PROBLEM DESCRIPTION:
Determine how many lines of this material contain "Survey". Give only the number.
# # # #
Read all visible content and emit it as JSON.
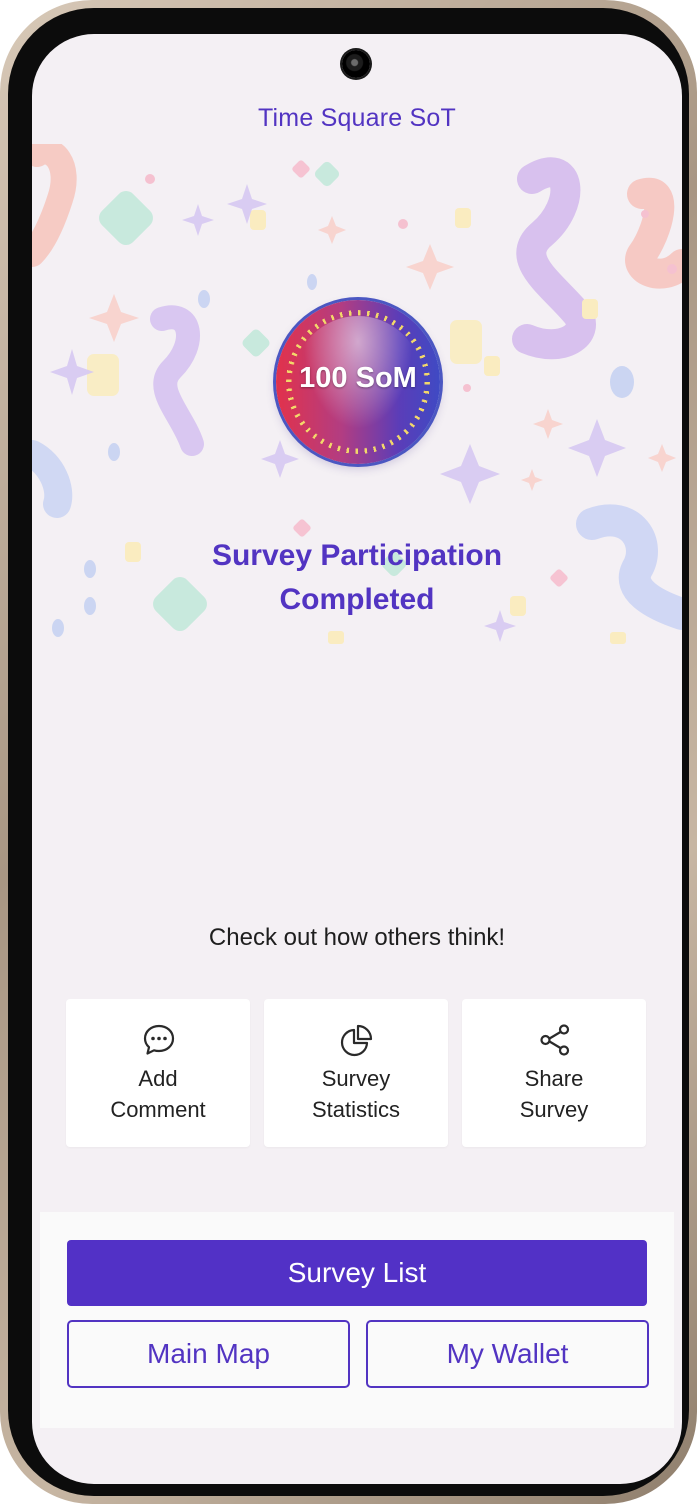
{
  "header": {
    "title": "Time Square SoT"
  },
  "badge": {
    "text": "100 SoM"
  },
  "completion": {
    "line1": "Survey Participation",
    "line2": "Completed"
  },
  "hint": "Check out how others think!",
  "actions": [
    {
      "icon": "comment-icon",
      "line1": "Add",
      "line2": "Comment"
    },
    {
      "icon": "pie-chart-icon",
      "line1": "Survey",
      "line2": "Statistics"
    },
    {
      "icon": "share-icon",
      "line1": "Share",
      "line2": "Survey"
    }
  ],
  "buttons": {
    "survey_list": "Survey List",
    "main_map": "Main Map",
    "my_wallet": "My Wallet"
  },
  "colors": {
    "accent": "#5231c6",
    "background": "#f4f0f4"
  }
}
# # # #
TASK RESPONSE:
4